# START OF TEXT SEGMENT

Britain, France and Germany, the so-called E3, said in August that they cannot support the U.S. move to restore U.N. sanctions on Iran, saying the action is incompatible with efforts to support the Iran nuclear deal.
"Whether those countries will in fact ignore the U.N. sanctions [under U.N. Security Council resolution 2231] remains to be seen," U.S. special envoy for Iran and Venezuela Elliott Abrams told reporters in a Wednesday phone briefing. He added the E3 and other European countries had told Washington that they don't want the Iran arms embargo to end, but they were unable to take any action that kept the UN arms embargo in place.
Abrams said the returned sanctions include "a ban on Iran engaging in enrichment and reprocessing-related activities, the prohibition on ballistic missile testing and development, and sanctions on the transfer of nuclear and missile-related technologies to Iran."
U.S. officials warn that an Iran free from restrictions would lead to further regional destabilization, intensified conflicts and a regional arms race.
The U.S. tried but failed on August 14 to extend an expiring arms embargo against Iran through a resolution at the United Nations Security Council.
The embargo against the sale or transfer to or from Iran of conventional weapons is set to expire on October 18, under the 2015 nuclear deal, known formally as the Joint Comprehensive Plan of Action (JCPOA).

# END OF TEXT SEGMENT

_REQUIREMENTS_.
**1.** Answer these questions from the Iran sanctions passage:
(a) Which three countries make up the E3?
(b) On what date did the U.S. fail to extend the arms embargo at the U.N. Security Council?
(c) On what date is the embargo on conventional weapons set to expire?
**2.** In the rows, start with the line with "140, 588, 165]" and go on through the line with "180, 626, 378]". Rewrite those lines with "sidebar-item-label" renamed to "sidebar-label" and everything else unchanged.
The rows that come next have no connection to the Iran sanctions passage.

# START OF RECORDED INFORMATION

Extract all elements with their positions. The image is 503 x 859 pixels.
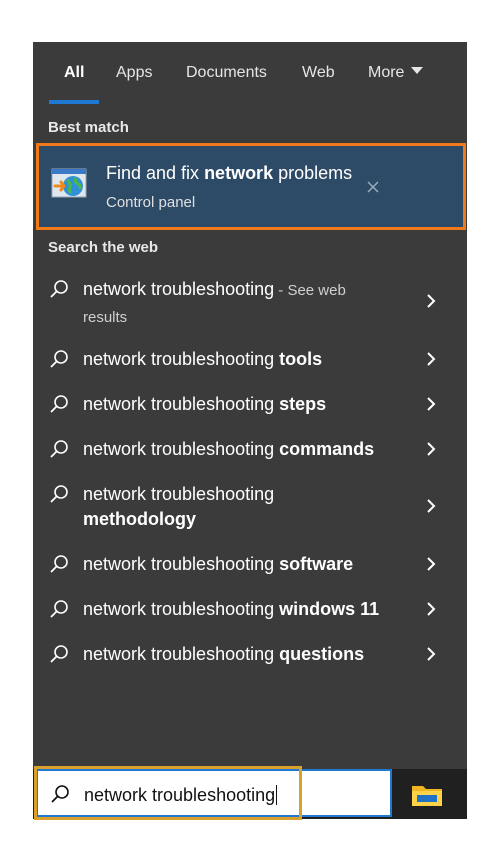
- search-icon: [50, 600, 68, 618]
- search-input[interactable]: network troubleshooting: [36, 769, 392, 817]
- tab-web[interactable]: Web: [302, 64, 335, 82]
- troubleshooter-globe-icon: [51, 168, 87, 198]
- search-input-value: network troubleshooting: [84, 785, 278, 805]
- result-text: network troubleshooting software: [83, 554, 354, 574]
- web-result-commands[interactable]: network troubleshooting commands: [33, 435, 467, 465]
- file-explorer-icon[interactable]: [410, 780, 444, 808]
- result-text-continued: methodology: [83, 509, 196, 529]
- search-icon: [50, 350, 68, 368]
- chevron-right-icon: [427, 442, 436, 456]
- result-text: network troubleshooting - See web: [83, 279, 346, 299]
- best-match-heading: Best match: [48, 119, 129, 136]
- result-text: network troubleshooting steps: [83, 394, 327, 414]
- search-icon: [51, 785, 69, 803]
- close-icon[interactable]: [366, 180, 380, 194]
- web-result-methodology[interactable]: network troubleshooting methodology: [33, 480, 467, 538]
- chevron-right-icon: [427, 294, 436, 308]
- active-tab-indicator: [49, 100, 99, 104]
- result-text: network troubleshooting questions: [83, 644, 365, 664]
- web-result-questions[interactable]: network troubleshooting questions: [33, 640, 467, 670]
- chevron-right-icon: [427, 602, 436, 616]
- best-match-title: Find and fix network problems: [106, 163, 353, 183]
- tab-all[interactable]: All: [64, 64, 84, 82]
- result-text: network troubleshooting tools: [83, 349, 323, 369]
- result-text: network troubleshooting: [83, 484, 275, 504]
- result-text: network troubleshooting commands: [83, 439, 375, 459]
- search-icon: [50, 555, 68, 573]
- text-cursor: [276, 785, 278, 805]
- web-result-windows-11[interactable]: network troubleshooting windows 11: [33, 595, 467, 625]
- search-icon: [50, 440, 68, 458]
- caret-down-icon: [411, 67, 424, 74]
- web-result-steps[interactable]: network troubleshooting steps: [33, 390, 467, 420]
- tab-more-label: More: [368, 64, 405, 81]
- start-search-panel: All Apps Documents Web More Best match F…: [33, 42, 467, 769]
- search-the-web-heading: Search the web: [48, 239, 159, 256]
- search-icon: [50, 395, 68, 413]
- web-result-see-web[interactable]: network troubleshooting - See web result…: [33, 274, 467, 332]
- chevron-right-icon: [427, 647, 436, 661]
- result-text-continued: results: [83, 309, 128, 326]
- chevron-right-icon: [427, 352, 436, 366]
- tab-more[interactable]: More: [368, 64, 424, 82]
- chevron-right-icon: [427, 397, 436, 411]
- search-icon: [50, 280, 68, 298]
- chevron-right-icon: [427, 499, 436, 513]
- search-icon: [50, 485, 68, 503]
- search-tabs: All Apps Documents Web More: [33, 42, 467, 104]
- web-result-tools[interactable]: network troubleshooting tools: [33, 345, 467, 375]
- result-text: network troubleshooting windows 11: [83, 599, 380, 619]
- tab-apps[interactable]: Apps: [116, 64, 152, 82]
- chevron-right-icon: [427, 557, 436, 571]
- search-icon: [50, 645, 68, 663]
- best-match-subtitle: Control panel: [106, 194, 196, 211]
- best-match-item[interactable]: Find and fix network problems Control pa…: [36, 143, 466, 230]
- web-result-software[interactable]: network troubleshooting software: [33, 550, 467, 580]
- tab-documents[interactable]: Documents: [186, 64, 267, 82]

# END OF RECORDED INFORMATION
# START OF RECORDED INFORMATION

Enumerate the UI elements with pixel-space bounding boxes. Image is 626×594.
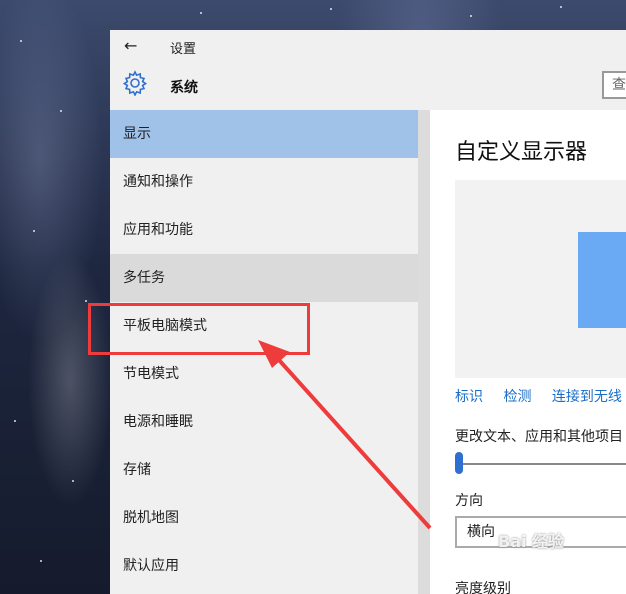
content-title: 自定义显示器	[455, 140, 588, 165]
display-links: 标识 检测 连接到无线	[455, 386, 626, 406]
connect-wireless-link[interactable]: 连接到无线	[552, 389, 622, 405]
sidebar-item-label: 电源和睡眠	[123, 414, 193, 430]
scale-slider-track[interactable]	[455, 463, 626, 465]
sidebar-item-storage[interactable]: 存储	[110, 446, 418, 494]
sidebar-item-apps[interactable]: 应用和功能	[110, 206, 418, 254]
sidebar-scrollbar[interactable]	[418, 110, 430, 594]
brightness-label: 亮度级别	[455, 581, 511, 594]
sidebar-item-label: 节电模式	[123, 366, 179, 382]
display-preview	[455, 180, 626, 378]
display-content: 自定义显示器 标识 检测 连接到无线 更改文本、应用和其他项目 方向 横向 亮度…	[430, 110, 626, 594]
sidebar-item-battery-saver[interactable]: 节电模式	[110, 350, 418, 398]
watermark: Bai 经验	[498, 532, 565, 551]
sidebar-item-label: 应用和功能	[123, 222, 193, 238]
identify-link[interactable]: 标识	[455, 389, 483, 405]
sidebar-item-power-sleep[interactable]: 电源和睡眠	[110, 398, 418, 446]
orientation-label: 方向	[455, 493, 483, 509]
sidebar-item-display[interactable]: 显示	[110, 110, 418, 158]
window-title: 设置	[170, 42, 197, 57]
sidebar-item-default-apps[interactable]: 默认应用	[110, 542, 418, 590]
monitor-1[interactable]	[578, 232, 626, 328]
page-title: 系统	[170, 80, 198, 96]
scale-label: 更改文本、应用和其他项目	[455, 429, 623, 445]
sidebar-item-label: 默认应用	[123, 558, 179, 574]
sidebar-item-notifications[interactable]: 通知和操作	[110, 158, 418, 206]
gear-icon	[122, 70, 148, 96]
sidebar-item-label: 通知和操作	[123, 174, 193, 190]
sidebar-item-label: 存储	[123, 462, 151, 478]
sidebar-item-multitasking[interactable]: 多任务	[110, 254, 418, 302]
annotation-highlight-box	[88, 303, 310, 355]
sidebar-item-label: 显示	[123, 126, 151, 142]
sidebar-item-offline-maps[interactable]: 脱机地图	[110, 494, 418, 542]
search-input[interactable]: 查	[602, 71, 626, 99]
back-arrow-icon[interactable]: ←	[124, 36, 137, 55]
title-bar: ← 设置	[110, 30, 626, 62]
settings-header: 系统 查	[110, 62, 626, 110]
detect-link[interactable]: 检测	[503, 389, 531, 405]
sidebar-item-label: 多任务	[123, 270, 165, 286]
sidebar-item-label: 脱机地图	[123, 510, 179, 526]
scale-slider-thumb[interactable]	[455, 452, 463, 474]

# END OF RECORDED INFORMATION

_TASK ANSWERS_.
**1.**
(a) Britain, France and Germany
(b) August 14
(c) October 18

**2.**
content-title: 自定义显示器	[455, 140, 588, 165]
display-links: 标识 检测 连接到无线	[455, 386, 626, 406]
connect-wireless-link[interactable]: 连接到无线	[552, 389, 622, 405]
sidebar-label: 电源和睡眠	[123, 414, 193, 430]
scale-slider-track[interactable]	[455, 463, 626, 465]
sidebar-item-storage[interactable]: 存储	[110, 446, 418, 494]
sidebar-item-apps[interactable]: 应用和功能	[110, 206, 418, 254]
sidebar-scrollbar[interactable]	[418, 110, 430, 594]
brightness-label: 亮度级别	[455, 581, 511, 594]
sidebar-label: 节电模式	[123, 366, 179, 382]
display-preview	[455, 180, 626, 378]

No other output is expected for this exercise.